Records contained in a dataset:
## start

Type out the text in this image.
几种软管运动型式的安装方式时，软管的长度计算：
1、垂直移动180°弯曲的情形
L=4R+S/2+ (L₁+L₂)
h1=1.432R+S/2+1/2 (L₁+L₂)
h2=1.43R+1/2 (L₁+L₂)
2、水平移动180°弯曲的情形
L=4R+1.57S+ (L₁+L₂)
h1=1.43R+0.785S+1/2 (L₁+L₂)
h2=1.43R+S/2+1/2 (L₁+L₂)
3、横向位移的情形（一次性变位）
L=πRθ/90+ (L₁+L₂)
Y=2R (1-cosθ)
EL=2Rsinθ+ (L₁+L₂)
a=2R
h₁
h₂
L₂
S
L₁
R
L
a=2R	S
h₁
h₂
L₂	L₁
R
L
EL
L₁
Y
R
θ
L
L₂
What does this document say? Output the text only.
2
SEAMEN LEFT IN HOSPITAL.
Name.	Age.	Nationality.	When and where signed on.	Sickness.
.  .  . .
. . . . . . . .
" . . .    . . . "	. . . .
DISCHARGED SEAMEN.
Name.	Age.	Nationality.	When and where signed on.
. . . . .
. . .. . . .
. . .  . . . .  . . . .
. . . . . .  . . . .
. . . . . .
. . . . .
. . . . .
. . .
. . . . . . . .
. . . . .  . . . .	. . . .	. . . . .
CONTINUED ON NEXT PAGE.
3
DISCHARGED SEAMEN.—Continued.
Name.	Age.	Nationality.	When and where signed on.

## end

=== Task brief ===
Find the line with "What does this" in the listing above, then write out that line and each remaining line exactly, with no other text.

=== The output ===
What does this document say? Output the text only.
2
SEAMEN LEFT IN HOSPITAL.
Name.	Age.	Nationality.	When and where signed on.	Sickness.
.  .  . .
. . . . . . . .
" . . .    . . . "	. . . .
DISCHARGED SEAMEN.
Name.	Age.	Nationality.	When and where signed on.
. . . . .
. . .. . . .
. . .  . . . .  . . . .
. . . . . .  . . . .
. . . . . .
. . . . .
. . . . .
. . .
. . . . . . . .
. . . . .  . . . .	. . . .	. . . . .
CONTINUED ON NEXT PAGE.
3
DISCHARGED SEAMEN.—Continued.
Name.	Age.	Nationality.	When and where signed on.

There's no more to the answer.